■ Collected data entries

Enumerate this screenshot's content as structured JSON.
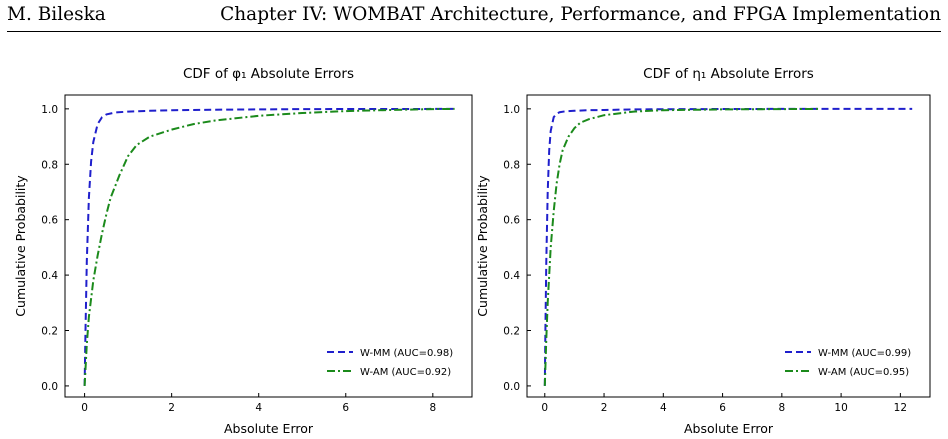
{
  "header": {
    "author": "M. Bileska",
    "chapter": "Chapter IV: WOMBAT Architecture, Performance, and FPGA Implementation"
  },
  "chart_data": [
    {
      "type": "line",
      "title": "CDF of φ₁ Absolute Errors",
      "xlabel": "Absolute Error",
      "ylabel": "Cumulative Probability",
      "xlim": [
        -0.45,
        8.9
      ],
      "ylim": [
        -0.04,
        1.05
      ],
      "xticks": [
        0,
        2,
        4,
        6,
        8
      ],
      "yticks": [
        0.0,
        0.2,
        0.4,
        0.6,
        0.8,
        1.0
      ],
      "grid": false,
      "legend_position": "bottom-right",
      "series": [
        {
          "name": "W-MM (AUC=0.98)",
          "color": "#1f1fcc",
          "dash": "dashed",
          "x": [
            0,
            0.02,
            0.05,
            0.1,
            0.15,
            0.2,
            0.3,
            0.4,
            0.5,
            0.7,
            1.0,
            1.5,
            2,
            3,
            5,
            8.5
          ],
          "y": [
            0,
            0.2,
            0.45,
            0.68,
            0.81,
            0.88,
            0.945,
            0.97,
            0.98,
            0.987,
            0.99,
            0.993,
            0.995,
            0.997,
            0.999,
            1.0
          ]
        },
        {
          "name": "W-AM (AUC=0.92)",
          "color": "#1b8a1b",
          "dash": "dashdot",
          "x": [
            0,
            0.05,
            0.1,
            0.2,
            0.3,
            0.4,
            0.5,
            0.6,
            0.7,
            0.8,
            1.0,
            1.2,
            1.5,
            2,
            2.5,
            3,
            4,
            5,
            6,
            7,
            8,
            8.5
          ],
          "y": [
            0,
            0.15,
            0.25,
            0.38,
            0.47,
            0.55,
            0.62,
            0.68,
            0.72,
            0.76,
            0.83,
            0.87,
            0.9,
            0.925,
            0.945,
            0.958,
            0.975,
            0.985,
            0.992,
            0.996,
            0.999,
            1.0
          ]
        }
      ]
    },
    {
      "type": "line",
      "title": "CDF of η₁ Absolute Errors",
      "xlabel": "Absolute Error",
      "ylabel": "Cumulative Probability",
      "xlim": [
        -0.6,
        13.0
      ],
      "ylim": [
        -0.04,
        1.05
      ],
      "xticks": [
        0,
        2,
        4,
        6,
        8,
        10,
        12
      ],
      "yticks": [
        0.0,
        0.2,
        0.4,
        0.6,
        0.8,
        1.0
      ],
      "grid": false,
      "legend_position": "bottom-right",
      "series": [
        {
          "name": "W-MM (AUC=0.99)",
          "color": "#1f1fcc",
          "dash": "dashed",
          "x": [
            0,
            0.02,
            0.05,
            0.1,
            0.15,
            0.2,
            0.3,
            0.4,
            0.5,
            0.7,
            1.0,
            1.5,
            2,
            3,
            5,
            8,
            12.4
          ],
          "y": [
            0,
            0.2,
            0.45,
            0.7,
            0.85,
            0.92,
            0.97,
            0.982,
            0.988,
            0.991,
            0.993,
            0.995,
            0.996,
            0.998,
            0.999,
            1.0,
            1.0
          ]
        },
        {
          "name": "W-AM (AUC=0.95)",
          "color": "#1b8a1b",
          "dash": "dashdot",
          "x": [
            0,
            0.05,
            0.1,
            0.2,
            0.3,
            0.4,
            0.5,
            0.6,
            0.8,
            1.0,
            1.2,
            1.5,
            2,
            3,
            4,
            6,
            8,
            9.3
          ],
          "y": [
            0,
            0.17,
            0.3,
            0.5,
            0.63,
            0.73,
            0.8,
            0.85,
            0.9,
            0.93,
            0.95,
            0.963,
            0.977,
            0.99,
            0.995,
            0.998,
            0.999,
            1.0
          ]
        }
      ]
    }
  ]
}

■ Exercise requirements
Leaving aside the images, write out the entries above word for word.

■ Exercise result
Enumerate this screenshot's content as structured JSON.
{
  "header": {
    "author": "M. Bileska",
    "chapter": "Chapter IV: WOMBAT Architecture, Performance, and FPGA Implementation"
  },
  "chart_data": [
    {
      "type": "line",
      "title": "CDF of φ₁ Absolute Errors",
      "xlabel": "Absolute Error",
      "ylabel": "Cumulative Probability",
      "xlim": [
        -0.45,
        8.9
      ],
      "ylim": [
        -0.04,
        1.05
      ],
      "xticks": [
        0,
        2,
        4,
        6,
        8
      ],
      "yticks": [
        0.0,
        0.2,
        0.4,
        0.6,
        0.8,
        1.0
      ],
      "grid": false,
      "legend_position": "bottom-right",
      "series": [
        {
          "name": "W-MM (AUC=0.98)",
          "color": "#1f1fcc",
          "dash": "dashed",
          "x": [
            0,
            0.02,
            0.05,
            0.1,
            0.15,
            0.2,
            0.3,
            0.4,
            0.5,
            0.7,
            1.0,
            1.5,
            2,
            3,
            5,
            8.5
          ],
          "y": [
            0,
            0.2,
            0.45,
            0.68,
            0.81,
            0.88,
            0.945,
            0.97,
            0.98,
            0.987,
            0.99,
            0.993,
            0.995,
            0.997,
            0.999,
            1.0
          ]
        },
        {
          "name": "W-AM (AUC=0.92)",
          "color": "#1b8a1b",
          "dash": "dashdot",
          "x": [
            0,
            0.05,
            0.1,
            0.2,
            0.3,
            0.4,
            0.5,
            0.6,
            0.7,
            0.8,
            1.0,
            1.2,
            1.5,
            2,
            2.5,
            3,
            4,
            5,
            6,
            7,
            8,
            8.5
          ],
          "y": [
            0,
            0.15,
            0.25,
            0.38,
            0.47,
            0.55,
            0.62,
            0.68,
            0.72,
            0.76,
            0.83,
            0.87,
            0.9,
            0.925,
            0.945,
            0.958,
            0.975,
            0.985,
            0.992,
            0.996,
            0.999,
            1.0
          ]
        }
      ]
    },
    {
      "type": "line",
      "title": "CDF of η₁ Absolute Errors",
      "xlabel": "Absolute Error",
      "ylabel": "Cumulative Probability",
      "xlim": [
        -0.6,
        13.0
      ],
      "ylim": [
        -0.04,
        1.05
      ],
      "xticks": [
        0,
        2,
        4,
        6,
        8,
        10,
        12
      ],
      "yticks": [
        0.0,
        0.2,
        0.4,
        0.6,
        0.8,
        1.0
      ],
      "grid": false,
      "legend_position": "bottom-right",
      "series": [
        {
          "name": "W-MM (AUC=0.99)",
          "color": "#1f1fcc",
          "dash": "dashed",
          "x": [
            0,
            0.02,
            0.05,
            0.1,
            0.15,
            0.2,
            0.3,
            0.4,
            0.5,
            0.7,
            1.0,
            1.5,
            2,
            3,
            5,
            8,
            12.4
          ],
          "y": [
            0,
            0.2,
            0.45,
            0.7,
            0.85,
            0.92,
            0.97,
            0.982,
            0.988,
            0.991,
            0.993,
            0.995,
            0.996,
            0.998,
            0.999,
            1.0,
            1.0
          ]
        },
        {
          "name": "W-AM (AUC=0.95)",
          "color": "#1b8a1b",
          "dash": "dashdot",
          "x": [
            0,
            0.05,
            0.1,
            0.2,
            0.3,
            0.4,
            0.5,
            0.6,
            0.8,
            1.0,
            1.2,
            1.5,
            2,
            3,
            4,
            6,
            8,
            9.3
          ],
          "y": [
            0,
            0.17,
            0.3,
            0.5,
            0.63,
            0.73,
            0.8,
            0.85,
            0.9,
            0.93,
            0.95,
            0.963,
            0.977,
            0.99,
            0.995,
            0.998,
            0.999,
            1.0
          ]
        }
      ]
    }
  ]
}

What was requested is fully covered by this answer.